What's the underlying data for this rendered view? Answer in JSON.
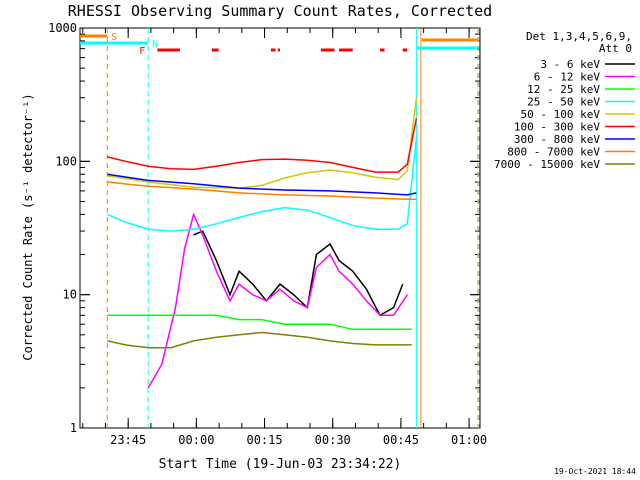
{
  "chart_data": {
    "type": "line",
    "title": "RHESSI Observing Summary Count Rates, Corrected",
    "xlabel": "Start Time (19-Jun-03 23:34:22)",
    "ylabel": "Corrected Count Rate (s⁻¹ detector⁻¹)",
    "footer": "19-Oct-2021 18:44",
    "y_scale": "log",
    "ylim": [
      1,
      1000
    ],
    "xlim_minutes_after_start": [
      0,
      88
    ],
    "y_ticks": [
      "1",
      "10",
      "100",
      "1000"
    ],
    "x_ticks": [
      {
        "label": "23:45",
        "minutes": 10.6
      },
      {
        "label": "00:00",
        "minutes": 25.6
      },
      {
        "label": "00:15",
        "minutes": 40.6
      },
      {
        "label": "00:30",
        "minutes": 55.6
      },
      {
        "label": "00:45",
        "minutes": 70.6
      },
      {
        "label": "01:00",
        "minutes": 85.6
      }
    ],
    "legend": {
      "placement": "right",
      "header": [
        "Det 1,3,4,5,6,9,",
        "Att 0"
      ]
    },
    "series": [
      {
        "name": "3 - 6 keV",
        "color": "#000000",
        "x": [
          25,
          27,
          30,
          33,
          35,
          38,
          41,
          44,
          47,
          50,
          52,
          55,
          57,
          60,
          63,
          66,
          69,
          71
        ],
        "y": [
          28,
          30,
          18,
          10,
          15,
          12,
          9,
          12,
          10,
          8,
          20,
          24,
          18,
          15,
          11,
          7,
          8,
          12
        ]
      },
      {
        "name": "6 - 12 keV",
        "color": "#ff00ff",
        "x": [
          15,
          18,
          21,
          23,
          25,
          27,
          30,
          33,
          35,
          38,
          41,
          44,
          47,
          50,
          52,
          55,
          57,
          60,
          63,
          66,
          69,
          72
        ],
        "y": [
          2,
          3,
          8,
          22,
          40,
          28,
          15,
          9,
          12,
          10,
          9,
          11,
          9,
          8,
          16,
          20,
          15,
          12,
          9,
          7,
          7,
          10
        ]
      },
      {
        "name": "12 - 25 keV",
        "color": "#00ff00",
        "x": [
          6,
          10,
          15,
          20,
          25,
          30,
          35,
          40,
          45,
          50,
          55,
          60,
          65,
          70,
          73
        ],
        "y": [
          7,
          7,
          7,
          7,
          7,
          7,
          6.5,
          6.5,
          6,
          6,
          6,
          5.5,
          5.5,
          5.5,
          5.5
        ]
      },
      {
        "name": "25 - 50 keV",
        "color": "#00ffff",
        "x": [
          6,
          10,
          15,
          20,
          25,
          30,
          35,
          40,
          45,
          50,
          55,
          60,
          65,
          70,
          72,
          74
        ],
        "y": [
          40,
          35,
          31,
          30,
          31,
          34,
          38,
          42,
          45,
          43,
          38,
          33,
          31,
          31,
          34,
          150
        ]
      },
      {
        "name": "50 - 100 keV",
        "color": "#cccc00",
        "x": [
          6,
          15,
          25,
          35,
          40,
          45,
          50,
          55,
          60,
          65,
          70,
          72,
          74
        ],
        "y": [
          78,
          70,
          64,
          63,
          66,
          75,
          82,
          86,
          82,
          76,
          73,
          85,
          300
        ]
      },
      {
        "name": "100 - 300 keV",
        "color": "#ff0000",
        "x": [
          6,
          10,
          15,
          20,
          25,
          30,
          35,
          40,
          45,
          50,
          55,
          60,
          65,
          70,
          72,
          74
        ],
        "y": [
          108,
          100,
          92,
          88,
          87,
          92,
          98,
          103,
          104,
          102,
          98,
          90,
          83,
          83,
          95,
          210
        ]
      },
      {
        "name": "300 - 800 keV",
        "color": "#0000ff",
        "x": [
          6,
          15,
          25,
          35,
          45,
          55,
          65,
          72,
          74
        ],
        "y": [
          80,
          72,
          68,
          63,
          61,
          60,
          58,
          56,
          58
        ]
      },
      {
        "name": "800 - 7000 keV",
        "color": "#ff8000",
        "x": [
          6,
          15,
          25,
          35,
          45,
          55,
          65,
          72,
          74
        ],
        "y": [
          70,
          65,
          62,
          58,
          56,
          55,
          53,
          52,
          52
        ]
      },
      {
        "name": "7000 - 15000 keV",
        "color": "#808000",
        "x": [
          6,
          10,
          15,
          20,
          25,
          30,
          35,
          40,
          45,
          50,
          55,
          60,
          65,
          70,
          73
        ],
        "y": [
          4.5,
          4.2,
          4,
          4,
          4.5,
          4.8,
          5,
          5.2,
          5,
          4.8,
          4.5,
          4.3,
          4.2,
          4.2,
          4.2
        ]
      }
    ],
    "state_bars": [
      {
        "label": "S",
        "color": "#ff8000",
        "x_minutes": [
          0,
          6
        ],
        "level": 1.0
      },
      {
        "label": "N",
        "color": "#00ffff",
        "x_minutes": [
          0,
          15
        ],
        "level": 0.8
      },
      {
        "label": "F",
        "color": "#ff0000",
        "segments": [
          [
            17,
            22
          ],
          [
            29,
            30.5
          ],
          [
            42,
            43
          ],
          [
            43.5,
            44
          ],
          [
            53,
            56
          ],
          [
            57,
            60
          ],
          [
            66,
            67
          ],
          [
            71,
            72
          ]
        ],
        "level": 0.6
      }
    ],
    "vertical_markers": [
      {
        "color": "#ff8000",
        "style": "dashed",
        "x_minutes": 6
      },
      {
        "color": "#00ffff",
        "style": "dashed",
        "x_minutes": 15
      },
      {
        "color": "#00ffff",
        "style": "solid",
        "x_minutes": 74
      },
      {
        "color": "#ff8000",
        "style": "solid",
        "x_minutes": 75
      },
      {
        "color": "#00ffff",
        "style": "dashed",
        "x_minutes": 87.5
      },
      {
        "color": "#ff8000",
        "style": "dashed",
        "x_minutes": 87.8
      }
    ],
    "grid": false
  }
}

****************

Task objective:
Only lines with the word "Count" should be collected from the material.

In response:
    "title": "RHESSI Observing Summary Count Rates, Corrected",
    "ylabel": "Corrected Count Rate (s⁻¹ detector⁻¹)",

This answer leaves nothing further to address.